**Task objective**: List each line of the data that holds the string "this".
[START OF Input material]
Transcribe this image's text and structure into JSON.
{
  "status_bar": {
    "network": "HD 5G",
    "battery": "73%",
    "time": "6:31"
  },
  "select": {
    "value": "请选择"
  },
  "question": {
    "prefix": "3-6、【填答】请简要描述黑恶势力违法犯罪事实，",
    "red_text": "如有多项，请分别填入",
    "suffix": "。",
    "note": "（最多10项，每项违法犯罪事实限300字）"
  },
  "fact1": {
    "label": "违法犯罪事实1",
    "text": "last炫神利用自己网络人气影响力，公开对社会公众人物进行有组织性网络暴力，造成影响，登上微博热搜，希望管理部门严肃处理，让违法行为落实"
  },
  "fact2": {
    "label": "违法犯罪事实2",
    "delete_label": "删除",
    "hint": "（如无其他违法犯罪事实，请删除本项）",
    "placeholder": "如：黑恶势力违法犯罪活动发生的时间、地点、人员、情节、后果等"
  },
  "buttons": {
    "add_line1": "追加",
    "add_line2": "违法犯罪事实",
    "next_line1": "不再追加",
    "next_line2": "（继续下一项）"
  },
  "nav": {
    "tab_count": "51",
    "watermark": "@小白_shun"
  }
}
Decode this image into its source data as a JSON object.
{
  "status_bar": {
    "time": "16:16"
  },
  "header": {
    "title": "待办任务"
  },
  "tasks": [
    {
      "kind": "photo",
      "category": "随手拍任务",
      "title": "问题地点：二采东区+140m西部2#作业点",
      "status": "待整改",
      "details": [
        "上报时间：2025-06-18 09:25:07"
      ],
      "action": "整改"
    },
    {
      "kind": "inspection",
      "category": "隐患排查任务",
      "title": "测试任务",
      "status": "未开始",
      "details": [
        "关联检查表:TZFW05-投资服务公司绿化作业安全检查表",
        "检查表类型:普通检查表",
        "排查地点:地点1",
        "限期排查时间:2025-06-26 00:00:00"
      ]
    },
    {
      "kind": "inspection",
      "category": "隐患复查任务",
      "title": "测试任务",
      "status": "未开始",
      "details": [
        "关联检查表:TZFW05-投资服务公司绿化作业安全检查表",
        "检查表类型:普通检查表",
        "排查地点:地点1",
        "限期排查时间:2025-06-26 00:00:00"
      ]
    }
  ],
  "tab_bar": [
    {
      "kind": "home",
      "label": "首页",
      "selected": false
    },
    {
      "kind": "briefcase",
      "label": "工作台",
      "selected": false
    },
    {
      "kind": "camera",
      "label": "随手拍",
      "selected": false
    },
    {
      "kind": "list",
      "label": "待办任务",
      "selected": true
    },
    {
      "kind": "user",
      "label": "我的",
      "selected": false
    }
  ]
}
[END OF Input material]
**Answer in full**:
Transcribe this image's text and structure into JSON.
Decode this image into its source data as a JSON object.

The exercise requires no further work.